● What needs to be done: List each line of the listing below that contains the word "Putri".

● Records shown:

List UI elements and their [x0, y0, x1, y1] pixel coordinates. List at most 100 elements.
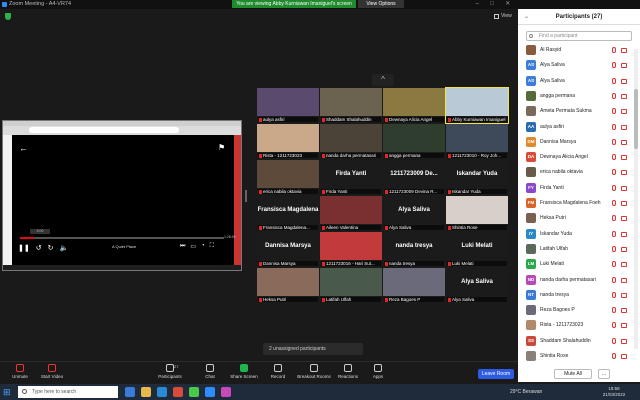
leave-room-button[interactable]: Leave Room: [478, 369, 514, 379]
participant-list-item[interactable]: Heksa Putri: [518, 211, 632, 227]
participant-list-item[interactable]: LM Luki Melati: [518, 257, 632, 273]
participant-list-item[interactable]: ND nanda darha permatasari: [518, 273, 632, 289]
participant-tile[interactable]: Firda Yanti Firda Yanti: [320, 160, 382, 195]
participant-name: erica nabila oktavia: [263, 189, 302, 194]
muted-mic-icon: [322, 261, 325, 266]
participant-tile[interactable]: Shintia Rose: [446, 196, 508, 231]
participant-list-name: Ameta Permata Sukma: [540, 108, 592, 115]
edge-icon[interactable]: [157, 387, 167, 397]
breakout-rooms-label: Breakout Rooms: [297, 374, 331, 379]
participant-name-label: 1211723010 - Roy Joh...: [447, 153, 507, 158]
participant-list-item[interactable]: AS Alya Saliva: [518, 58, 632, 74]
participant-tile[interactable]: Alya Saliva Alya Saliva: [446, 268, 508, 303]
zoom-taskbar-icon[interactable]: [205, 387, 215, 397]
participant-list-item[interactable]: AS Alya Saliva: [518, 74, 632, 90]
avatar: IY: [526, 228, 536, 239]
task-view-icon[interactable]: [125, 387, 135, 397]
weather-widget[interactable]: 29°C Berawan: [510, 387, 542, 397]
participant-list-item[interactable]: Ameta Permata Sukma: [518, 104, 632, 120]
participant-tile[interactable]: nanda tresya nanda tresya: [383, 232, 445, 267]
participant-list-item[interactable]: Rista - 1211723023: [518, 318, 632, 334]
participant-tile[interactable]: Luki Melati Luki Melati: [446, 232, 508, 267]
gallery-prev-page-button[interactable]: ^: [372, 74, 394, 86]
participant-tile[interactable]: Alya Saliva Alya Saliva: [383, 196, 445, 231]
video-off-icon: [621, 216, 627, 222]
participant-list-item[interactable]: erica nabila oktavia: [518, 165, 632, 181]
participant-list-item[interactable]: Reza Bagoes P: [518, 303, 632, 319]
participant-list-item[interactable]: Latifah Ulfah: [518, 242, 632, 258]
video-off-icon: [621, 109, 627, 115]
apps-button[interactable]: Apps: [358, 364, 398, 384]
participant-name: Alya Saliva: [452, 297, 475, 302]
participant-display-name: Alya Saliva: [461, 279, 493, 285]
next-episode-icon: ⏭: [180, 243, 186, 249]
record-button[interactable]: Record: [258, 364, 298, 384]
participant-tile[interactable]: 1211723016 - Hari Sut...: [320, 232, 382, 267]
participant-list-scrollbar[interactable]: [634, 49, 638, 349]
participant-list-item[interactable]: FM Fransisca Magdalena Foeh: [518, 196, 632, 212]
participant-list-name: Luki Melati: [540, 261, 564, 268]
encryption-shield-icon[interactable]: [5, 13, 11, 20]
participant-list-item[interactable]: angga permana: [518, 89, 632, 105]
participant-tile[interactable]: 1211723010 - Roy Joh...: [446, 124, 508, 159]
participant-tile[interactable]: aulya asfiri: [257, 88, 319, 123]
muted-mic-icon: [448, 189, 451, 194]
participant-list-item[interactable]: SS Shaddam Shalahuddin: [518, 334, 632, 350]
share-screen-icon: [240, 364, 248, 372]
participant-tile[interactable]: nanda darha permatasari: [320, 124, 382, 159]
split-view-handle[interactable]: [245, 190, 247, 202]
participant-tile[interactable]: Reza Bagoes P: [383, 268, 445, 303]
participant-list-item[interactable]: DA Dewnaya Alicia Angel: [518, 150, 632, 166]
chrome-icon[interactable]: [189, 387, 199, 397]
participant-tile[interactable]: 1211723009 De... 1211723009 Devina R...: [383, 160, 445, 195]
participant-tile[interactable]: Dewnaya Alicia Angel: [383, 88, 445, 123]
participant-tile[interactable]: erica nabila oktavia: [257, 160, 319, 195]
participant-tile[interactable]: Iskandar Yuda Iskandar Yuda: [446, 160, 508, 195]
start-video-label: Start Video: [40, 374, 64, 379]
view-options-button[interactable]: View Options: [358, 0, 404, 8]
system-clock[interactable]: 18:58 21/03/2022: [596, 386, 632, 398]
participant-tile[interactable]: Rista - 1211723023: [257, 124, 319, 159]
start-video-button[interactable]: Start Video: [32, 364, 72, 384]
participant-tile[interactable]: Aileen Valentina: [320, 196, 382, 231]
participant-tile[interactable]: Abby Kurniawan Imaniguel: [445, 87, 509, 124]
scrollbar-thumb[interactable]: [634, 89, 638, 149]
muted-mic-icon: [322, 297, 325, 302]
close-icon[interactable]: ✕: [505, 0, 510, 9]
windows-start-icon[interactable]: ⊞: [3, 387, 13, 397]
participant-list-item[interactable]: Al Rasyid: [518, 43, 632, 59]
participant-list-name: Dewnaya Alicia Angel: [540, 154, 588, 161]
participant-list-item[interactable]: DM Dannisa Marsya: [518, 135, 632, 151]
participant-tile[interactable]: Dannisa Marsya Dannisa Marsya: [257, 232, 319, 267]
participant-list-item[interactable]: NT nanda tresya: [518, 288, 632, 304]
unassigned-participants-notice: 2 unassigned participants: [263, 343, 363, 355]
app-icon[interactable]: [221, 387, 231, 397]
participant-tile[interactable]: Heksa Putri: [257, 268, 319, 303]
mute-all-button[interactable]: Mute All: [554, 369, 592, 379]
participant-tile[interactable]: angga permana: [383, 124, 445, 159]
participant-tile[interactable]: Shaddam Shalahuddin: [320, 88, 382, 123]
taskbar-search-input[interactable]: Type here to search: [18, 386, 118, 398]
participant-name: 1211723016 - Hari Sut...: [326, 261, 375, 266]
maximize-icon[interactable]: □: [490, 0, 494, 9]
chevron-down-icon[interactable]: ⌄: [524, 13, 529, 20]
view-button[interactable]: View: [494, 12, 516, 20]
participant-tile[interactable]: Fransisca Magdalena Fransisca Magdalena..…: [257, 196, 319, 231]
store-icon[interactable]: [173, 387, 183, 397]
participant-list-item[interactable]: FY Firda Yanti: [518, 181, 632, 197]
minimize-icon[interactable]: –: [476, 0, 479, 9]
shared-screen: ← ⚑ 4:00 1:28:55 ❚❚ ↺ ↻ 🔈 A Quiet Place …: [2, 120, 242, 271]
more-options-button[interactable]: ...: [598, 369, 610, 379]
participant-list-item[interactable]: IY Iskandar Yuda: [518, 227, 632, 243]
participant-video: [320, 232, 382, 260]
participant-list-item[interactable]: Shintia Rose: [518, 349, 632, 365]
browser-tabs: [3, 121, 241, 126]
file-explorer-icon[interactable]: [141, 387, 151, 397]
participants-button[interactable]: 27 Participants: [150, 364, 190, 384]
muted-mic-icon: [322, 117, 325, 122]
participant-tile[interactable]: Latifah Ulfah: [320, 268, 382, 303]
video-off-icon: [621, 246, 627, 252]
find-participant-input[interactable]: Find a participant: [526, 31, 632, 41]
participant-list-item[interactable]: AA aulya asfiri: [518, 120, 632, 136]
video-off-icon: [621, 354, 627, 359]
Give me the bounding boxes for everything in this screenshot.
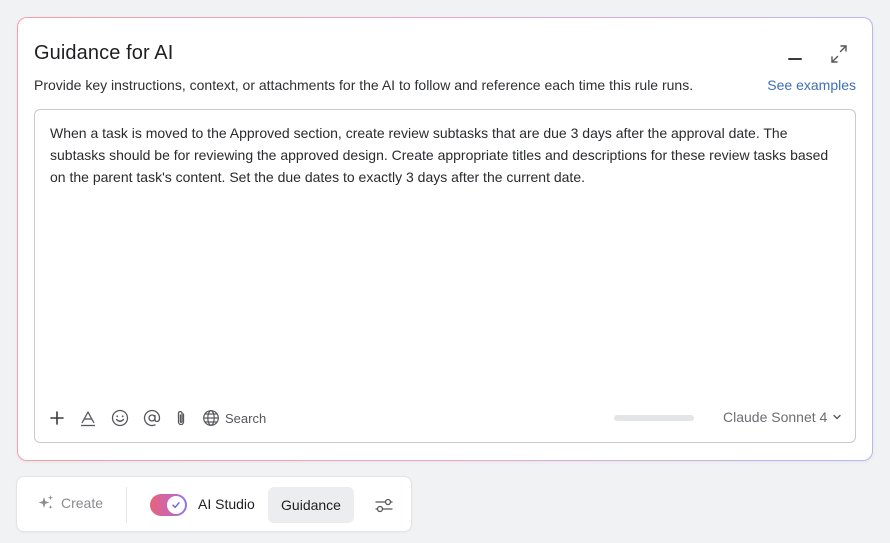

● Complete output:
participant-list-item[interactable]: Heksa Putri: [518, 211, 632, 227]
participant-tile[interactable]: Heksa Putri: [257, 268, 319, 303]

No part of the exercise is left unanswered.